--- DATA PROVIDED ---
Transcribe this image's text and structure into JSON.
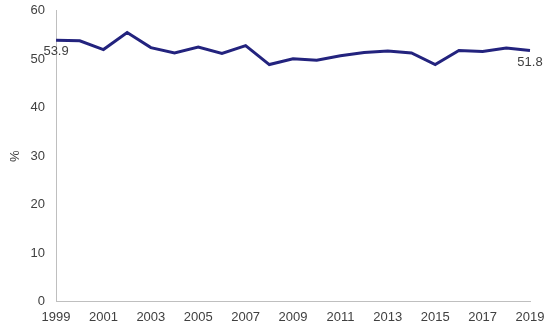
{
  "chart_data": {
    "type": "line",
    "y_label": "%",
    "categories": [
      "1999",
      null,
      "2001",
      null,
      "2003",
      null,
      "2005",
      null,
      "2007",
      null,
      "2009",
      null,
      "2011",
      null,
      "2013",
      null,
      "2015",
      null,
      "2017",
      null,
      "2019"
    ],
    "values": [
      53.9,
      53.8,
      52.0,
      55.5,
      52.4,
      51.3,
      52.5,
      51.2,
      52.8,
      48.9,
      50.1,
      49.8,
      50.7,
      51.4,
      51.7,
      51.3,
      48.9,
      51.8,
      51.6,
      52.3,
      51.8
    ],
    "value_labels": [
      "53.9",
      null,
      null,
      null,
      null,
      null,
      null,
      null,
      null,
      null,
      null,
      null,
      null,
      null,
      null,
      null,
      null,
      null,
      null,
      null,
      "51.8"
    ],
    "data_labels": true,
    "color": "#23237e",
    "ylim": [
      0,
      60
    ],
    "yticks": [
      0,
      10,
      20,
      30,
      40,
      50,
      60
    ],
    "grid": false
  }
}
---
> STATED GOAL
Print the complete listing exactly as it stands, without its pictures.

> ANSWER TO THE TASK
Transcribe this image's text and structure into JSON.
{
  "chart_data": {
    "type": "line",
    "y_label": "%",
    "categories": [
      "1999",
      null,
      "2001",
      null,
      "2003",
      null,
      "2005",
      null,
      "2007",
      null,
      "2009",
      null,
      "2011",
      null,
      "2013",
      null,
      "2015",
      null,
      "2017",
      null,
      "2019"
    ],
    "values": [
      53.9,
      53.8,
      52.0,
      55.5,
      52.4,
      51.3,
      52.5,
      51.2,
      52.8,
      48.9,
      50.1,
      49.8,
      50.7,
      51.4,
      51.7,
      51.3,
      48.9,
      51.8,
      51.6,
      52.3,
      51.8
    ],
    "value_labels": [
      "53.9",
      null,
      null,
      null,
      null,
      null,
      null,
      null,
      null,
      null,
      null,
      null,
      null,
      null,
      null,
      null,
      null,
      null,
      null,
      null,
      "51.8"
    ],
    "data_labels": true,
    "color": "#23237e",
    "ylim": [
      0,
      60
    ],
    "yticks": [
      0,
      10,
      20,
      30,
      40,
      50,
      60
    ],
    "grid": false
  }
}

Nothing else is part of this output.